══ Rows

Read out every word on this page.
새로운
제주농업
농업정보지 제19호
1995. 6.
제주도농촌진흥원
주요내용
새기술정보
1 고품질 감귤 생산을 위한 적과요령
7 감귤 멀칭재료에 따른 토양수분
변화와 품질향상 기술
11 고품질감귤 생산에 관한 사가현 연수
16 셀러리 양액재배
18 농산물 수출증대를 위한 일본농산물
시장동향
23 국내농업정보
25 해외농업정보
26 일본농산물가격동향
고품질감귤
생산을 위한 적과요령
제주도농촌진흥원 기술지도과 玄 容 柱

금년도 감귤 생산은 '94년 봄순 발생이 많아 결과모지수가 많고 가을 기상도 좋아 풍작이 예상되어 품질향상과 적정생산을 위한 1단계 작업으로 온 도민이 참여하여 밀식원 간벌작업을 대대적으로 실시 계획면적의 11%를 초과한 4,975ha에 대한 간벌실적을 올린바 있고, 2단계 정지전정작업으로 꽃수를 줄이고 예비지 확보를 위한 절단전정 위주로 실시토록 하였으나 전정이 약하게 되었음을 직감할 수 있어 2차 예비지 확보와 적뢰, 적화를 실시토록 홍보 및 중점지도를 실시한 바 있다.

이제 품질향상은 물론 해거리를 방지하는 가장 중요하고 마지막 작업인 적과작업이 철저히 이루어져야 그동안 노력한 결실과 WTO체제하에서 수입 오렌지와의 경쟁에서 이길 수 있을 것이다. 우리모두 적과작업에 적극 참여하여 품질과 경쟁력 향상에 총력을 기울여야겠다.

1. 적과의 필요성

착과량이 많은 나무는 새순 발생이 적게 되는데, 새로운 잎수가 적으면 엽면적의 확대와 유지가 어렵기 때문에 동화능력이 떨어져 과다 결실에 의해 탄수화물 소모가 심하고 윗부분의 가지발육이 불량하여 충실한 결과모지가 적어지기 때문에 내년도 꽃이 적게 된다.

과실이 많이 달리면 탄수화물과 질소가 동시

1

════

Exercise directions:
Reproduce the records in full, exactly as written.

Exercise answer:
Read out every word on this page.
새로운
제주농업
농업정보지 제19호
1995. 6.
제주도농촌진흥원
주요내용
새기술정보
1 고품질 감귤 생산을 위한 적과요령
7 감귤 멀칭재료에 따른 토양수분
변화와 품질향상 기술
11 고품질감귤 생산에 관한 사가현 연수
16 셀러리 양액재배
18 농산물 수출증대를 위한 일본농산물
시장동향
23 국내농업정보
25 해외농업정보
26 일본농산물가격동향
고품질감귤
생산을 위한 적과요령
제주도농촌진흥원 기술지도과 玄 容 柱

금년도 감귤 생산은 '94년 봄순 발생이 많아 결과모지수가 많고 가을 기상도 좋아 풍작이 예상되어 품질향상과 적정생산을 위한 1단계 작업으로 온 도민이 참여하여 밀식원 간벌작업을 대대적으로 실시 계획면적의 11%를 초과한 4,975ha에 대한 간벌실적을 올린바 있고, 2단계 정지전정작업으로 꽃수를 줄이고 예비지 확보를 위한 절단전정 위주로 실시토록 하였으나 전정이 약하게 되었음을 직감할 수 있어 2차 예비지 확보와 적뢰, 적화를 실시토록 홍보 및 중점지도를 실시한 바 있다.

이제 품질향상은 물론 해거리를 방지하는 가장 중요하고 마지막 작업인 적과작업이 철저히 이루어져야 그동안 노력한 결실과 WTO체제하에서 수입 오렌지와의 경쟁에서 이길 수 있을 것이다. 우리모두 적과작업에 적극 참여하여 품질과 경쟁력 향상에 총력을 기울여야겠다.

1. 적과의 필요성

착과량이 많은 나무는 새순 발생이 적게 되는데, 새로운 잎수가 적으면 엽면적의 확대와 유지가 어렵기 때문에 동화능력이 떨어져 과다 결실에 의해 탄수화물 소모가 심하고 윗부분의 가지발육이 불량하여 충실한 결과모지가 적어지기 때문에 내년도 꽃이 적게 된다.

과실이 많이 달리면 탄수화물과 질소가 동시

1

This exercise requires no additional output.